*Set task*: Search the records for "name". Copy every line where it appears.

=== Information given ===

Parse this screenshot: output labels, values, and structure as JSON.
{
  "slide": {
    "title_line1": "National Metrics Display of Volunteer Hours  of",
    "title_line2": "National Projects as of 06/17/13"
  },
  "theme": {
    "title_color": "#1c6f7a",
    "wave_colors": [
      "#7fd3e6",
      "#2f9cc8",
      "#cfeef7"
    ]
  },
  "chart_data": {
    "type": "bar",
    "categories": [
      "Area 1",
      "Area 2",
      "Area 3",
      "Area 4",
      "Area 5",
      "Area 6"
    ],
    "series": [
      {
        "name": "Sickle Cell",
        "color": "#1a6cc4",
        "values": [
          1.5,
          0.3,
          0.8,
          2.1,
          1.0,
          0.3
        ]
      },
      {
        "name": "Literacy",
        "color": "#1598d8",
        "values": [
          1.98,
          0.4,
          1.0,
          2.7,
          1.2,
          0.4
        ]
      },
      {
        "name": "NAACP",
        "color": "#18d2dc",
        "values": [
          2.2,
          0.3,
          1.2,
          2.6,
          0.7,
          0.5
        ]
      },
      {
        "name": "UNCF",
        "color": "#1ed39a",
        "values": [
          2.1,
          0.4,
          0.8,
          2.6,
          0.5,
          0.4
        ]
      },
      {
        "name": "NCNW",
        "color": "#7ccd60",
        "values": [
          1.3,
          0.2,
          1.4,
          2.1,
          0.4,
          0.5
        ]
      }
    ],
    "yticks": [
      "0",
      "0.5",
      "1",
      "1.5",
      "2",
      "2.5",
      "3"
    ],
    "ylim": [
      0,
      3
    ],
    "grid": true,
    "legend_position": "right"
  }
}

===

*Written answer*:
        "name": "Sickle Cell",
        "name": "Literacy",
        "name": "NAACP",
        "name": "UNCF",
        "name": "NCNW",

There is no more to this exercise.